■ YOUR GOAL: Keep only the lines of the listing that include the word "durch", and copy them.

--- BEGIN INPUT RECORDS ---

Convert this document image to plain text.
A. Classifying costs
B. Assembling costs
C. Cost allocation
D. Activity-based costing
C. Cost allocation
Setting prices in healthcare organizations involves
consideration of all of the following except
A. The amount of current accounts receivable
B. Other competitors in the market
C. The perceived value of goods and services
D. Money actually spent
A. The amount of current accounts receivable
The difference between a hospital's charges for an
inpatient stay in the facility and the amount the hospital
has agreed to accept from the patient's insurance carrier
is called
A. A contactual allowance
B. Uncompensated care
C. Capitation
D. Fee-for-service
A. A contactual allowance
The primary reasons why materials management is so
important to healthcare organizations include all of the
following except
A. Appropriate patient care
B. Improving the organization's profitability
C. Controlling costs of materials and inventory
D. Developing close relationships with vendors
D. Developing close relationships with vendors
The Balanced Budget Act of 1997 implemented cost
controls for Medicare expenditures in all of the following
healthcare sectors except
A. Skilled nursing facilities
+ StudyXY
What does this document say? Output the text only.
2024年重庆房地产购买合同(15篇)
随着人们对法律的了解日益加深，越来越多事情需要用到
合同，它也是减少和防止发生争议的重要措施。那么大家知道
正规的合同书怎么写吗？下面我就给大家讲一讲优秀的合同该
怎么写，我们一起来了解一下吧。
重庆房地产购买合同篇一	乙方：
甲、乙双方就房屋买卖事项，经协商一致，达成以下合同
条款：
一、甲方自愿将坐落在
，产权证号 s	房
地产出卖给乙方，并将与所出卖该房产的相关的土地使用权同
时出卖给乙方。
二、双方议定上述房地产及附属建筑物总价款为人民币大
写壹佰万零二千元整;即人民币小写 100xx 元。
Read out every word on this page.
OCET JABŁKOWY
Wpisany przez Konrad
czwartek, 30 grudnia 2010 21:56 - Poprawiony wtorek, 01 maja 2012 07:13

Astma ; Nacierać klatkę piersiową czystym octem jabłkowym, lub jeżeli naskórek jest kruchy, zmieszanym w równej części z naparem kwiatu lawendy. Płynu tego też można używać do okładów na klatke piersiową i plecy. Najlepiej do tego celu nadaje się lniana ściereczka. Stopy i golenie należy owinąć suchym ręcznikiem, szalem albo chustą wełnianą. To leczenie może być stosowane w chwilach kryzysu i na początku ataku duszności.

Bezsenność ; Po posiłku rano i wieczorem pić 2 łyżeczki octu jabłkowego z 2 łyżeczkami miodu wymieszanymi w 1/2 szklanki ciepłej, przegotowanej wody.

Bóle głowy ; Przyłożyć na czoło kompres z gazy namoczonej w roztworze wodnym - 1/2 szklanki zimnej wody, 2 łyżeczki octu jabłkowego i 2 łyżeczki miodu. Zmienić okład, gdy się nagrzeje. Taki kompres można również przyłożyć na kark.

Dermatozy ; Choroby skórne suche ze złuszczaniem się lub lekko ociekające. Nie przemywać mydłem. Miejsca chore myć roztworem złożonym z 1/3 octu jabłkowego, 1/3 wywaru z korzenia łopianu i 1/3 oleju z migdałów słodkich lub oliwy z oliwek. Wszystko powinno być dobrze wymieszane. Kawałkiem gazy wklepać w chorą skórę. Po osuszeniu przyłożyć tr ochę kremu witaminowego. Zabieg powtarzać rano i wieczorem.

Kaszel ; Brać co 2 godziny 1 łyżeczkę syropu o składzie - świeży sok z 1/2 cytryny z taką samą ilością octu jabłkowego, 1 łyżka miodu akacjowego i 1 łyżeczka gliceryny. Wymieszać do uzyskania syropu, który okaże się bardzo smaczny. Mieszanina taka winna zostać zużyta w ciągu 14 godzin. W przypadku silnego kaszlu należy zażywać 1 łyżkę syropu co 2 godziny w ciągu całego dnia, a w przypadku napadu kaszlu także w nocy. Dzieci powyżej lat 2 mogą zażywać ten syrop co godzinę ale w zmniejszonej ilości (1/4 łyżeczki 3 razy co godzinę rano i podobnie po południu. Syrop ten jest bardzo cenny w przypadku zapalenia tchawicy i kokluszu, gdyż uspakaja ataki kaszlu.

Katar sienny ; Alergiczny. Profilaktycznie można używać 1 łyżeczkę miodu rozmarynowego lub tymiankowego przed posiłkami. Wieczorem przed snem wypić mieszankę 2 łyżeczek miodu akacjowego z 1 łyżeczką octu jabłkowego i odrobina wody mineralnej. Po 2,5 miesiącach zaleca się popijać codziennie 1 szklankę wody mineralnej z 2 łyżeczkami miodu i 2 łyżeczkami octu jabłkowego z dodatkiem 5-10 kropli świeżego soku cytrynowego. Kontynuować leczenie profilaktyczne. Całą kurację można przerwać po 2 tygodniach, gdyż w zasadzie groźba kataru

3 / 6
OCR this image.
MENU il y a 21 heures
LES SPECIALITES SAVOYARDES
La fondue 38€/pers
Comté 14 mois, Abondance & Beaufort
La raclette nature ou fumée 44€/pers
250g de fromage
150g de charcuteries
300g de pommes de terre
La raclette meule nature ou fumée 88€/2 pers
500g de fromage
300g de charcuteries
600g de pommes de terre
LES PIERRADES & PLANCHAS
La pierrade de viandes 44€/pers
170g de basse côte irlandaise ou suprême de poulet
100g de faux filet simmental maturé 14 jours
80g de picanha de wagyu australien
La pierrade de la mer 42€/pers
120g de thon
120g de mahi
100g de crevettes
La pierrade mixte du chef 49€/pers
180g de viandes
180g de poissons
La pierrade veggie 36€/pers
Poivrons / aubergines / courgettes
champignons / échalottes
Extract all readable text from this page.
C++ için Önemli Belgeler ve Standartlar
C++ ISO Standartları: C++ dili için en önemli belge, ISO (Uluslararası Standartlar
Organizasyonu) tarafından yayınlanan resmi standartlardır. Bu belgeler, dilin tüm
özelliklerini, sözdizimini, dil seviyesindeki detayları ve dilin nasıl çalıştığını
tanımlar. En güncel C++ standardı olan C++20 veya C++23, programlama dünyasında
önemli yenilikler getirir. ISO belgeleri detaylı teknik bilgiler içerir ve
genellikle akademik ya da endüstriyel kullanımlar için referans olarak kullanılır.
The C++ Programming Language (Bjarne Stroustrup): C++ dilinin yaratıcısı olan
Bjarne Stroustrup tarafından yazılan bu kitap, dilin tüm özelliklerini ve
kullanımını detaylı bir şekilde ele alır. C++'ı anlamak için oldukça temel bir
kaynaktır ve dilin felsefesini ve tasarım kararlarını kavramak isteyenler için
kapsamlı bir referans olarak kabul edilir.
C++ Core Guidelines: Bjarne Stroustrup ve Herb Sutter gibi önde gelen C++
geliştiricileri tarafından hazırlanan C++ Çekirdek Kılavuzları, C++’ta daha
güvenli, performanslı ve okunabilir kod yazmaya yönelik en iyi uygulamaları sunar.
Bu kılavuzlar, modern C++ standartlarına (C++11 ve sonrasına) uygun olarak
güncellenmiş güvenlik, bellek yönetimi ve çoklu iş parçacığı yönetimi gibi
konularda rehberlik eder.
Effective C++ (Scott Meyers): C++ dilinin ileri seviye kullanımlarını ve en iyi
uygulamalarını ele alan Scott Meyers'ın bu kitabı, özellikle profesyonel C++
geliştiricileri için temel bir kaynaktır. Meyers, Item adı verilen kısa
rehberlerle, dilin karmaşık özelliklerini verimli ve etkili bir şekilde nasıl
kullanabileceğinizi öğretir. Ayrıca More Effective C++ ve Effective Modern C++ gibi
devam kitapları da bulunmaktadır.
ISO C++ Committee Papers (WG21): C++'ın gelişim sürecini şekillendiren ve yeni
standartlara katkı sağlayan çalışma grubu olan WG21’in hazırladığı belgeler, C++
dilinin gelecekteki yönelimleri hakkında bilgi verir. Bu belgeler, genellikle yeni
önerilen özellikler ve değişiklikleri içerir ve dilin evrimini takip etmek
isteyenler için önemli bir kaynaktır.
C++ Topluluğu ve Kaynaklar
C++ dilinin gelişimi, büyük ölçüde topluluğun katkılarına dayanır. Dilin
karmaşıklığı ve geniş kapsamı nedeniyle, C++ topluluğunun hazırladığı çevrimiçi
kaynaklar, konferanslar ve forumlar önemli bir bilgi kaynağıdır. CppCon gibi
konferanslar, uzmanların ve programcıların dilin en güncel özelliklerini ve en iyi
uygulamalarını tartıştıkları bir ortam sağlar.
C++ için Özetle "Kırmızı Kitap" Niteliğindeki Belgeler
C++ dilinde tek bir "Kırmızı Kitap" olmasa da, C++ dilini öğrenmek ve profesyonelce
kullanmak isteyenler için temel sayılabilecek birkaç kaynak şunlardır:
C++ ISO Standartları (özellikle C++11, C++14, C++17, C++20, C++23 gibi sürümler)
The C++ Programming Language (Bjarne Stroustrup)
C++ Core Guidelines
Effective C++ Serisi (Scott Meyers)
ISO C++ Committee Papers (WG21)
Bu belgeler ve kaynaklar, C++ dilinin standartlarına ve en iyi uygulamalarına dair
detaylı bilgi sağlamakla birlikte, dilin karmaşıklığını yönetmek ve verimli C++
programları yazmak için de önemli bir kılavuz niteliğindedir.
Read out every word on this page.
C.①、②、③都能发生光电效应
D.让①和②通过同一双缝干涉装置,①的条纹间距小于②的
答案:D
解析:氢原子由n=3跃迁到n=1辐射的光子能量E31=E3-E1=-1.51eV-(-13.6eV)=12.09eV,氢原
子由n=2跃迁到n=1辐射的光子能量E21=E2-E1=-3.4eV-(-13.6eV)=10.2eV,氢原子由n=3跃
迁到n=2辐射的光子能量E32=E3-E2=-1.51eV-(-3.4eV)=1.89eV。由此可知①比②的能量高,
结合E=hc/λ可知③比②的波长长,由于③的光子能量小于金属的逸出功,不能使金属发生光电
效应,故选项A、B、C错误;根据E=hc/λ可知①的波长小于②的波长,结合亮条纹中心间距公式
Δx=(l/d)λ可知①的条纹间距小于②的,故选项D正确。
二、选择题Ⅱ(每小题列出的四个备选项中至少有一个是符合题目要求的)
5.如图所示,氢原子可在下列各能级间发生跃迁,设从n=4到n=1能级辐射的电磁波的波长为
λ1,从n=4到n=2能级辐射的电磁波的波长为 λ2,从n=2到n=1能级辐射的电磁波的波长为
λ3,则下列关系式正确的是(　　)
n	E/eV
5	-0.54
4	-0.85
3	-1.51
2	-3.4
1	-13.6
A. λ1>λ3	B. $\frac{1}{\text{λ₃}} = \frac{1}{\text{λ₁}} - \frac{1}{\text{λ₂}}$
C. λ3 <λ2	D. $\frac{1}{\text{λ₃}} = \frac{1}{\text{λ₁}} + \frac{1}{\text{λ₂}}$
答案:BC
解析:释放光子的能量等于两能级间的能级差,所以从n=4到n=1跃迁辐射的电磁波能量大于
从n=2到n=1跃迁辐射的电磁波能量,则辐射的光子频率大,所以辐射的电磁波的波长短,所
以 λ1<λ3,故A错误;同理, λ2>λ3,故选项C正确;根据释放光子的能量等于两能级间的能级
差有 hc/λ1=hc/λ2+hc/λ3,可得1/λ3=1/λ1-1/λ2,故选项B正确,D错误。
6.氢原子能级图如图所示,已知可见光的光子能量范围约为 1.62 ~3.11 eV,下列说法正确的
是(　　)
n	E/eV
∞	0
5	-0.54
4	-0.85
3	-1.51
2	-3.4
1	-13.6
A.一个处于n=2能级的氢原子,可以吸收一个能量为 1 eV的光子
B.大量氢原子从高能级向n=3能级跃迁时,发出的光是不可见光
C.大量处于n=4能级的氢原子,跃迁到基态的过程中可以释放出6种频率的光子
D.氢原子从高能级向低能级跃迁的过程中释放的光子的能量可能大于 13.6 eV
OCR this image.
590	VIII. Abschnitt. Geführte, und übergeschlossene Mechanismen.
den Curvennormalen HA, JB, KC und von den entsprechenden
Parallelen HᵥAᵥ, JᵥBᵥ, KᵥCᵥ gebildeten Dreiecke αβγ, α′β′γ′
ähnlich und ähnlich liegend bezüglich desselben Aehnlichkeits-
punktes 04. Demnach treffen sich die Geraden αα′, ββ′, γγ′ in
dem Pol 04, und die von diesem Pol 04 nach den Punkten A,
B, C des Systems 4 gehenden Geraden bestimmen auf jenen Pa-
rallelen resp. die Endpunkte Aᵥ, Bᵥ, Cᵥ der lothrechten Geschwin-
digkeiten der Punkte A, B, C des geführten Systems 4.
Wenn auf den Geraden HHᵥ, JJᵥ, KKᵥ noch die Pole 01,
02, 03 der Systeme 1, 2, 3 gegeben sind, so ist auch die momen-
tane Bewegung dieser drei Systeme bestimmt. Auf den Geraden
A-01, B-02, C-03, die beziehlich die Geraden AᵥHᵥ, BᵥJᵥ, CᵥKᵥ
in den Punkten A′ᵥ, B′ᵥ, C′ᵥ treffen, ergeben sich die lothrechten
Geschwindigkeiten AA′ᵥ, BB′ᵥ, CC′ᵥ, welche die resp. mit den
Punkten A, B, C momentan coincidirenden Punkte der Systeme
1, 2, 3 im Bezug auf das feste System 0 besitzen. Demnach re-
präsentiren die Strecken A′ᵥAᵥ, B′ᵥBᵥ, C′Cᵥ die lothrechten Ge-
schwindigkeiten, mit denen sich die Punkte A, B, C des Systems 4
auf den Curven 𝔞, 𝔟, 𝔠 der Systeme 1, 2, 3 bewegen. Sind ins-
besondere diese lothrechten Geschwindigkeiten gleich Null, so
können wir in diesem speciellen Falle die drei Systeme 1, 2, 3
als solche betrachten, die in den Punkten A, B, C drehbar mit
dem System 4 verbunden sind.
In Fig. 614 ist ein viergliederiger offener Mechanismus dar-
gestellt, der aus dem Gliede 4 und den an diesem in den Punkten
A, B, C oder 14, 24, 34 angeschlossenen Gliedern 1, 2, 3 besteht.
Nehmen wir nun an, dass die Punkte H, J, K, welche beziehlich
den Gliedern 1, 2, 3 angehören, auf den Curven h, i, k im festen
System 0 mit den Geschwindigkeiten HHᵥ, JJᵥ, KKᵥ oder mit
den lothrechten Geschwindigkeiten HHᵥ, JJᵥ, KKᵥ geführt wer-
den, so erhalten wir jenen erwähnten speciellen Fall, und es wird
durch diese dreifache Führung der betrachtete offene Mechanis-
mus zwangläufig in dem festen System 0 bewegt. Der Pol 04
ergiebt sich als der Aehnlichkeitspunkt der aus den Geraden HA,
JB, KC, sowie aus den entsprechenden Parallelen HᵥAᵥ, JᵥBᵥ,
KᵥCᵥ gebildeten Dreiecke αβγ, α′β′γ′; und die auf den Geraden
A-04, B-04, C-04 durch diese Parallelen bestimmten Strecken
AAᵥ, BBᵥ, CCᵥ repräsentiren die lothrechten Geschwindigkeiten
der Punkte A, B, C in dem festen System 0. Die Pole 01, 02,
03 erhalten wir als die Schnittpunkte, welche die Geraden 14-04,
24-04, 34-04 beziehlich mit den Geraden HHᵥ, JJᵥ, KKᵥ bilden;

--- END INPUT RECORDS ---

■ EXERCISE OUTPUT:
durch diese dreifache Führung der betrachtete offene Mechanis-
A-04, B-04, C-04 durch diese Parallelen bestimmten Strecken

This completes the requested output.